* [Directive]
Give every entry again, unchanged, and leave its images out.

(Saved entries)
------
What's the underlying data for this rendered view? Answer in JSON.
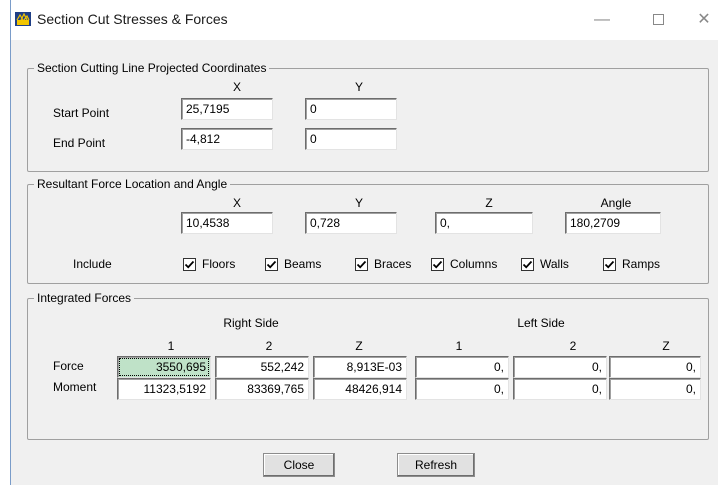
{
  "window": {
    "title": "Section Cut Stresses & Forces",
    "minimize_glyph": "—",
    "close_glyph": "✕"
  },
  "section_line": {
    "legend": "Section Cutting Line Projected Coordinates",
    "col_x": "X",
    "col_y": "Y",
    "start_label": "Start Point",
    "end_label": "End Point",
    "start_x": "25,7195",
    "start_y": "0",
    "end_x": "-4,812",
    "end_y": "0"
  },
  "resultant": {
    "legend": "Resultant Force Location and Angle",
    "col_x": "X",
    "col_y": "Y",
    "col_z": "Z",
    "col_angle": "Angle",
    "x": "10,4538",
    "y": "0,728",
    "z": "0,",
    "angle": "180,2709",
    "include_label": "Include",
    "includes": [
      {
        "label": "Floors",
        "checked": true
      },
      {
        "label": "Beams",
        "checked": true
      },
      {
        "label": "Braces",
        "checked": true
      },
      {
        "label": "Columns",
        "checked": true
      },
      {
        "label": "Walls",
        "checked": true
      },
      {
        "label": "Ramps",
        "checked": true
      }
    ]
  },
  "integrated": {
    "legend": "Integrated Forces",
    "right_side": "Right Side",
    "left_side": "Left Side",
    "cols": [
      "1",
      "2",
      "Z"
    ],
    "force_label": "Force",
    "moment_label": "Moment",
    "right_force": [
      "3550,695",
      "552,242",
      "8,913E-03"
    ],
    "right_moment": [
      "11323,5192",
      "83369,765",
      "48426,914"
    ],
    "left_force": [
      "0,",
      "0,",
      "0,"
    ],
    "left_moment": [
      "0,",
      "0,",
      "0,"
    ]
  },
  "buttons": {
    "close": "Close",
    "refresh": "Refresh"
  }
}
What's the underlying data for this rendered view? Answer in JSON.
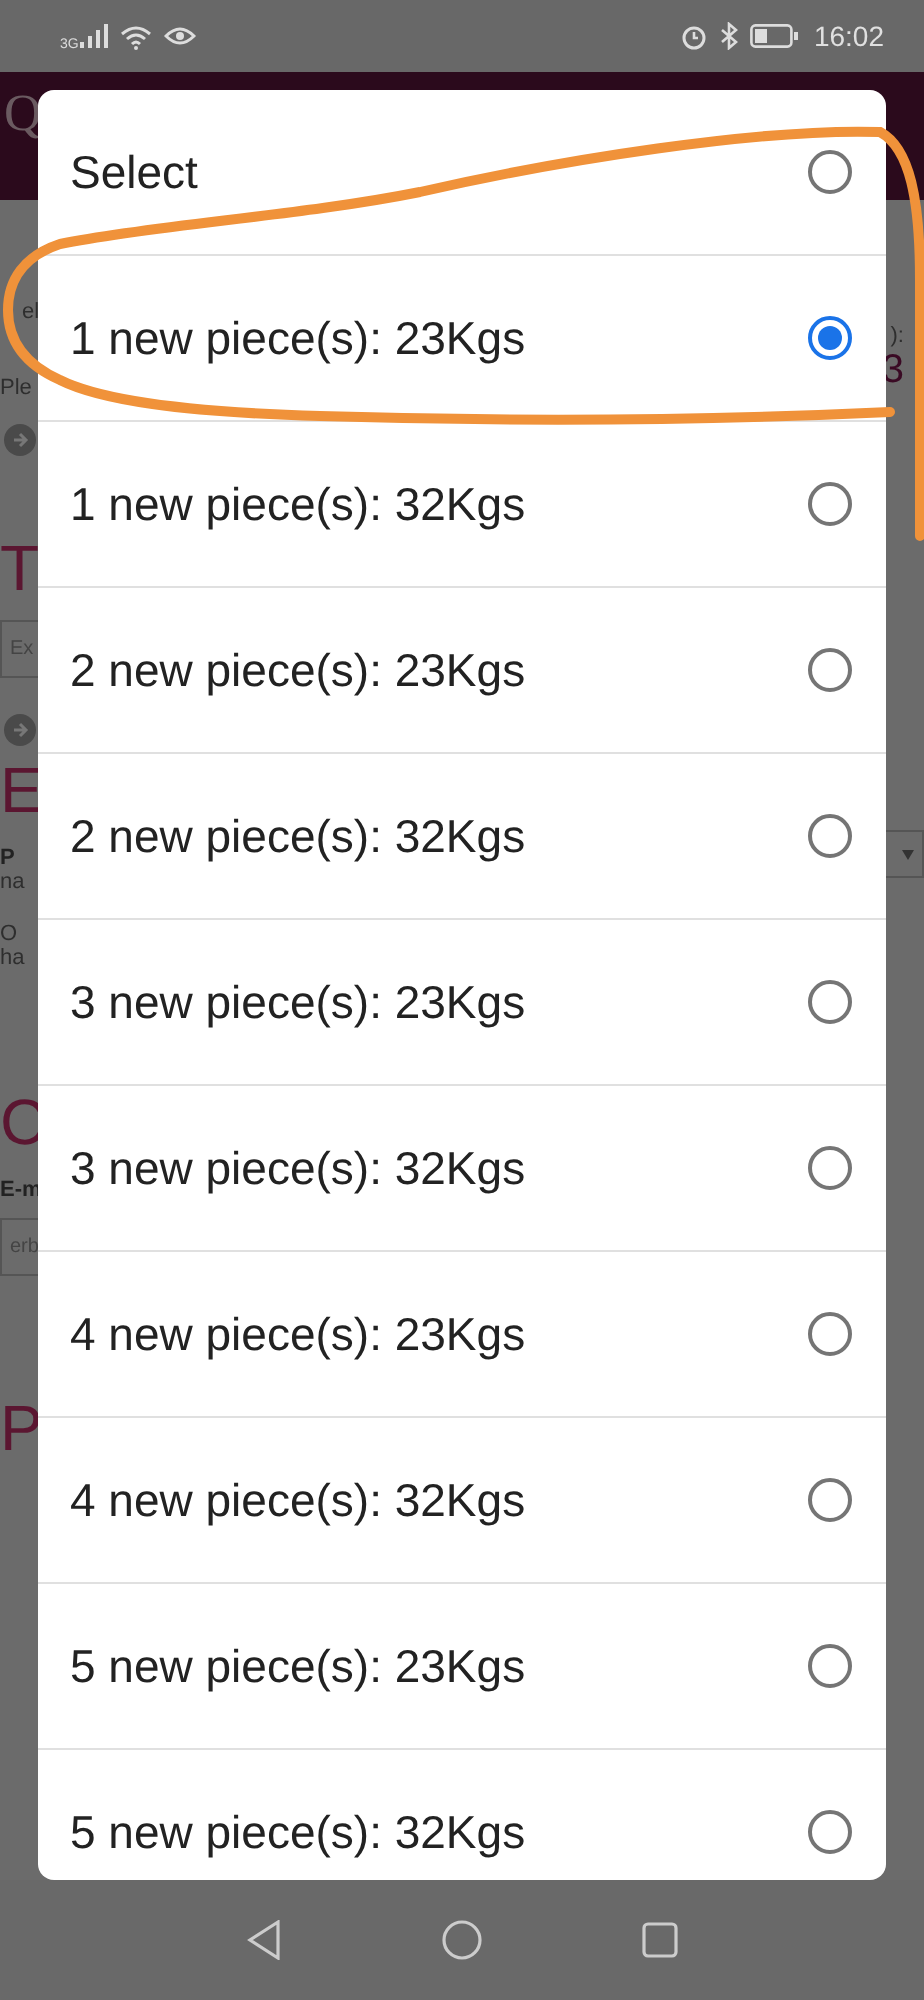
------
* [Solved exercise]
What's the underlying data for this rendered view? Answer in JSON.
{
  "window": {
    "title": "Section Cut Stresses & Forces",
    "minimize_glyph": "—",
    "close_glyph": "✕"
  },
  "section_line": {
    "legend": "Section Cutting Line Projected Coordinates",
    "col_x": "X",
    "col_y": "Y",
    "start_label": "Start Point",
    "end_label": "End Point",
    "start_x": "25,7195",
    "start_y": "0",
    "end_x": "-4,812",
    "end_y": "0"
  },
  "resultant": {
    "legend": "Resultant Force Location and Angle",
    "col_x": "X",
    "col_y": "Y",
    "col_z": "Z",
    "col_angle": "Angle",
    "x": "10,4538",
    "y": "0,728",
    "z": "0,",
    "angle": "180,2709",
    "include_label": "Include",
    "includes": [
      {
        "label": "Floors",
        "checked": true
      },
      {
        "label": "Beams",
        "checked": true
      },
      {
        "label": "Braces",
        "checked": true
      },
      {
        "label": "Columns",
        "checked": true
      },
      {
        "label": "Walls",
        "checked": true
      },
      {
        "label": "Ramps",
        "checked": true
      }
    ]
  },
  "integrated": {
    "legend": "Integrated Forces",
    "right_side": "Right Side",
    "left_side": "Left Side",
    "cols": [
      "1",
      "2",
      "Z"
    ],
    "force_label": "Force",
    "moment_label": "Moment",
    "right_force": [
      "3550,695",
      "552,242",
      "8,913E-03"
    ],
    "right_moment": [
      "11323,5192",
      "83369,765",
      "48426,914"
    ],
    "left_force": [
      "0,",
      "0,",
      "0,"
    ],
    "left_moment": [
      "0,",
      "0,",
      "0,"
    ]
  },
  "buttons": {
    "close": "Close",
    "refresh": "Refresh"
  }
}
What's the underlying data for this rendered view? Answer in JSON.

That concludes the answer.